Tareas del ejercicio:
(A) Extraiga del texto sobre las grietas en Tula el pasaje comprendido entre "Tras el paso" y "una situación vulnerable.", ambos incluidos.
(B) Prolongue el texto sobre las grietas en Tula a partir de su última oración.

Fragmento proporcionado:

□ □ □ □ □

En las últimas semanas, los habitantes de tres comunidades rurales en el municipio de Tula —ubicado en el semidesierto de Tamaulipas— han vivido con incertidumbre y miedo debido a nuevas grietas. Las autoridades no han ofrecido el apoyo necesario; según denuncia la diputada local Liliana Álvarez Lara.
El lunes pasado, surgieron grietas que alcanzan hasta 3 kilómetros de longitud en Congregación El Carmen, Ejido Vázquez Gómez y Ejido San Juan. Estas grietas han generado especulaciones sobre la posible presencia de un volcán en la zona.
Tras el paso de la tormenta tropical “Alberto”, las grietas aparecieron, pero la ayuda no; Protección Civil de Tamaulipas y otras organizaciones de socorro no han intervenido. Esta falta de acción ha dejado a los residentes en una situación vulnerable.

□ □ □ □ □

Datos de entrada:
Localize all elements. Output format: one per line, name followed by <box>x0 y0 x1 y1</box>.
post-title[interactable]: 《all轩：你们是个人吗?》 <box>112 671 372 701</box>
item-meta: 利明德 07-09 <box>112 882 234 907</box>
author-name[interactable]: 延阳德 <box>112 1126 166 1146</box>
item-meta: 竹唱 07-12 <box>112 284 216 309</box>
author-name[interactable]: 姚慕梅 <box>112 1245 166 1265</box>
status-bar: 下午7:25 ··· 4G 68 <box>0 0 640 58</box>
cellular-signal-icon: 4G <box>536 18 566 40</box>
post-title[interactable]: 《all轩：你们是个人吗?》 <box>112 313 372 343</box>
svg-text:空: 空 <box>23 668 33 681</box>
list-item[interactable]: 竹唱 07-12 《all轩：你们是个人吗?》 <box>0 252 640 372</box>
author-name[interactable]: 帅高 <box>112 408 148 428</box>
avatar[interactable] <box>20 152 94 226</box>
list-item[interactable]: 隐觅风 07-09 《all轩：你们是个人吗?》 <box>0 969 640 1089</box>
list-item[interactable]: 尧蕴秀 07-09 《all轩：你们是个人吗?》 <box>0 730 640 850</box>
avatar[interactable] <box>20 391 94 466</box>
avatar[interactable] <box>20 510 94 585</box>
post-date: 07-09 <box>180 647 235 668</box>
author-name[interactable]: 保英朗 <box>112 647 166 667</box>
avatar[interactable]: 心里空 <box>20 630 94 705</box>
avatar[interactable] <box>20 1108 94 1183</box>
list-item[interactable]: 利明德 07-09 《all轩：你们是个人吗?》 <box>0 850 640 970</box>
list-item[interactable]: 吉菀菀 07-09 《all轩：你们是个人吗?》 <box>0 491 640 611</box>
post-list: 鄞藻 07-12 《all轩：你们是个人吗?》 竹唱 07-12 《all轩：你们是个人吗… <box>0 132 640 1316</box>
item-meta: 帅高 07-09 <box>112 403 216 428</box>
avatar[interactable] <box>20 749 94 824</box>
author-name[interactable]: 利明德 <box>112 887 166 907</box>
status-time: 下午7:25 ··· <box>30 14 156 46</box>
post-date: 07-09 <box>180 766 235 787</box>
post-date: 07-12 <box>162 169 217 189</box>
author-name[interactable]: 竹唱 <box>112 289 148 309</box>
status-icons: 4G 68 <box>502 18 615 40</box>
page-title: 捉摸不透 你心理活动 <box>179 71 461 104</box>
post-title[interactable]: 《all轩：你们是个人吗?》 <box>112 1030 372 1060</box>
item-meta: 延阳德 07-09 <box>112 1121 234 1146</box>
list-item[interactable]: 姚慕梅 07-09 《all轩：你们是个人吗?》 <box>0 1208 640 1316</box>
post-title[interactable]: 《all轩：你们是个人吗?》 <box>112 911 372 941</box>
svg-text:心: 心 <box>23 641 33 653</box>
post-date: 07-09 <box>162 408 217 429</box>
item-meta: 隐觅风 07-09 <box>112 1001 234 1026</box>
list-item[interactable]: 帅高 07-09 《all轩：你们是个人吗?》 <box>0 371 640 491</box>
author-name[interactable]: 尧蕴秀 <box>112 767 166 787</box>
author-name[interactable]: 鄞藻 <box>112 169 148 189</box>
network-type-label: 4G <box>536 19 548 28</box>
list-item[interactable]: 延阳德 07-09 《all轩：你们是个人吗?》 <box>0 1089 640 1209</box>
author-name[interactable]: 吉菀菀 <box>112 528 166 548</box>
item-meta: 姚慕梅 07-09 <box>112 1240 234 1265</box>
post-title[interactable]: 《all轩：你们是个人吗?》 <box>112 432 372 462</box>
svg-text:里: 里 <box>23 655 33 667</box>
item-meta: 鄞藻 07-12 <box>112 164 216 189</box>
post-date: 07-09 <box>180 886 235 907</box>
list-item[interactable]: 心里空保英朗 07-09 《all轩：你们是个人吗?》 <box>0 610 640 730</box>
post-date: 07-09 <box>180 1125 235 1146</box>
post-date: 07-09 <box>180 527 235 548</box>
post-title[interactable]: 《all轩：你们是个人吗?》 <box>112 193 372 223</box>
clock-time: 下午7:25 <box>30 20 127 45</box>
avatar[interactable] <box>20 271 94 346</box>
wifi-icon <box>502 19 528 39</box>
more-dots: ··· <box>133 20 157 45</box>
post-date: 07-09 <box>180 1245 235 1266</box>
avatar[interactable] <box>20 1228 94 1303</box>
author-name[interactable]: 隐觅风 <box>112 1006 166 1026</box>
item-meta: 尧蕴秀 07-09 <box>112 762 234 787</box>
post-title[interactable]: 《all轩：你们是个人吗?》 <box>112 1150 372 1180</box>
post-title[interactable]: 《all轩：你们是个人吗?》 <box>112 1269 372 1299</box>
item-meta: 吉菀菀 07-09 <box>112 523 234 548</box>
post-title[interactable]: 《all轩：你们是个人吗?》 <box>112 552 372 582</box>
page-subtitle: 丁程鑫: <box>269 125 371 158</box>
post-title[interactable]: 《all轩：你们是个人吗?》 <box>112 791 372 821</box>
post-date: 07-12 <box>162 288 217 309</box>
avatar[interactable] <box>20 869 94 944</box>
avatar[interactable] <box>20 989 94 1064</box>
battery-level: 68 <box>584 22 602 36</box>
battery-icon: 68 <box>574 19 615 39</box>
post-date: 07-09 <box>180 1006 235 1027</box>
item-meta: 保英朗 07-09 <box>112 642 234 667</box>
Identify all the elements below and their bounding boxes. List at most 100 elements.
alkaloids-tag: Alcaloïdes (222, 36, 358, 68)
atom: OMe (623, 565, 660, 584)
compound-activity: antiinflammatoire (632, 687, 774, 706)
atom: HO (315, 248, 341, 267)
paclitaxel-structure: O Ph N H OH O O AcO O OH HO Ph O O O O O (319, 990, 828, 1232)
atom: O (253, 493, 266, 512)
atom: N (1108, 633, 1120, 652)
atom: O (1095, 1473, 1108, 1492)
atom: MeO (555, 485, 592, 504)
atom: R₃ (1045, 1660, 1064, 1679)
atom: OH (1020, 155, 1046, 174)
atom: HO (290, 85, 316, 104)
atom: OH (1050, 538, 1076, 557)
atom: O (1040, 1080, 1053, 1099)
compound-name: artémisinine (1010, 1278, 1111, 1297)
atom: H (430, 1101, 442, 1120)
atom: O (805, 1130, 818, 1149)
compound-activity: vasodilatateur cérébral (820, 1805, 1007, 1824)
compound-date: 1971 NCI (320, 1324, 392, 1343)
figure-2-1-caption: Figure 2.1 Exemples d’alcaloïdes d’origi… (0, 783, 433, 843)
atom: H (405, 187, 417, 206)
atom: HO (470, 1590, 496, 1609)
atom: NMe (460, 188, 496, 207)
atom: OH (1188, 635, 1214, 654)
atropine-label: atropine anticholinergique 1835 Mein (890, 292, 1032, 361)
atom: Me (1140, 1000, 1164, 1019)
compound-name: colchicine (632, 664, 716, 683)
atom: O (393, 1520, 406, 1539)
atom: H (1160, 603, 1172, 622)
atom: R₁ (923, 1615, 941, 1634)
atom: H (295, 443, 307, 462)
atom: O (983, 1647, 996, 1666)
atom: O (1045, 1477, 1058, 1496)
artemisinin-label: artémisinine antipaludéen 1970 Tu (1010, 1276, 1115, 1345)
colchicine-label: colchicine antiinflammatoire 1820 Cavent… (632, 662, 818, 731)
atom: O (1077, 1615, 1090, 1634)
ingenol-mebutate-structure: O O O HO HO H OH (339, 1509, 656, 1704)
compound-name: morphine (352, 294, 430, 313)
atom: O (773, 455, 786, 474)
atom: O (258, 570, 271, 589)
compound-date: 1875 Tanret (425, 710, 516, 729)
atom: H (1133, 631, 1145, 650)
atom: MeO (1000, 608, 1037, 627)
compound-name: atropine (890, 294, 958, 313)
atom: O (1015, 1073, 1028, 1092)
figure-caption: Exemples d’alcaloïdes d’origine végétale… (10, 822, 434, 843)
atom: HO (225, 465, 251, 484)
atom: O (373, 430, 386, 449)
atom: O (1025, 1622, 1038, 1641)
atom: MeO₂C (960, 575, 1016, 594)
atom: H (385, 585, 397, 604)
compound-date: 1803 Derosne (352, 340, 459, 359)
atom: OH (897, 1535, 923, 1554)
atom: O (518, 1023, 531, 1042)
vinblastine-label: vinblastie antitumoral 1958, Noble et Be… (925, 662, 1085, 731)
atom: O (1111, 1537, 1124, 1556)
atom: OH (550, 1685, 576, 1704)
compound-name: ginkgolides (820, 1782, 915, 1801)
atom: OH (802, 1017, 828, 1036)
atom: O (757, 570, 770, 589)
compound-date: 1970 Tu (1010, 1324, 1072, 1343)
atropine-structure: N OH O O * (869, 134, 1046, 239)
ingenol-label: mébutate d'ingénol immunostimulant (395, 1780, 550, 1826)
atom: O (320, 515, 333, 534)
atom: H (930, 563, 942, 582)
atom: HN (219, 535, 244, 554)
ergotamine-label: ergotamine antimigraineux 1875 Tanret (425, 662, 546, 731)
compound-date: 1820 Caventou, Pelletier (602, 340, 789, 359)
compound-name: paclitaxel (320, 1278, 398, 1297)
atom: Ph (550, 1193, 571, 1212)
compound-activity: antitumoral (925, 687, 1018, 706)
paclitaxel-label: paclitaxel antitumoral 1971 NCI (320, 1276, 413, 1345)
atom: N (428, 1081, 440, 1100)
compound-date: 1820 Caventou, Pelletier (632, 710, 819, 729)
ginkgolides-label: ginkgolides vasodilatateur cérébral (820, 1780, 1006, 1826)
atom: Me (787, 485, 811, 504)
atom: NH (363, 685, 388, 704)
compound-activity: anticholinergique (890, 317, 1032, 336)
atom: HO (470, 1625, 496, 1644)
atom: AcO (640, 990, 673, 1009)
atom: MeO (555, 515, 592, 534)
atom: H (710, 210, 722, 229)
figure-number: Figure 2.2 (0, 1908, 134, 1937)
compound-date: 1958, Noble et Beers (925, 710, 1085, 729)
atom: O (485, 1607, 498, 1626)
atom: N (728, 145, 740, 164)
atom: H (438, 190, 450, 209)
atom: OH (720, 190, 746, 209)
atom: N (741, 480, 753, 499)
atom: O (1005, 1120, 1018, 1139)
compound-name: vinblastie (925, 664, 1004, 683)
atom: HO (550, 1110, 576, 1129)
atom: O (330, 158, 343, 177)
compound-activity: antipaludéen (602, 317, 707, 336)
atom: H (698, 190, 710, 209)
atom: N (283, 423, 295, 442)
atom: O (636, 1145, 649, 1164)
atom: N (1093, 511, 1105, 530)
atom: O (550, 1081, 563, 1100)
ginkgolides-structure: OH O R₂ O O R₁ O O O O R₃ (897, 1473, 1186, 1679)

□ □ □ □ □

Respuestas en orden:
(A)
Tras el paso de la tormenta tropical “Alberto”, las grietas aparecieron, pero la ayuda no; Protección Civil de Tamaulipas y otras organizaciones de socorro no han intervenido. Esta falta de acción ha dejado a los residentes en una situación vulnerable.

(B)
Lo preocupante de las grietas en Tula
Liliana Álvarez Lara —representante del distrito XVI, que incluye Tula— ha alzado la voz en nombre de su partido, el Partido Acción Nacional. En el Congreso del Estado, ha solicitado un exhorto para que se brinde asistencia inmediata a las comunidades afectadas.
La diputada destacó que estas grietas, que se extienden peligrosamente cerca de las viviendas, han forzado a algunas familias a abandonar sus hogares para proteger su seguridad y la de sus seres queridos.
Además, las grietas han afectado las carreteras que conectan estos ejidos con la cabecera municipal de Tula. Esto podría dejar a las comunidades incomunicadas si no se toman medidas urgentes.
Otra de las declaraciones de la diputada fue pidiendo una intervención urgente de las autoridades estatales y municipales para prevenir una posible tragedia. De acuerdo con Álvarez, es esencial evaluar los riesgos para los residentes de estas áreas y evitar consecuencias desastrosas para la región.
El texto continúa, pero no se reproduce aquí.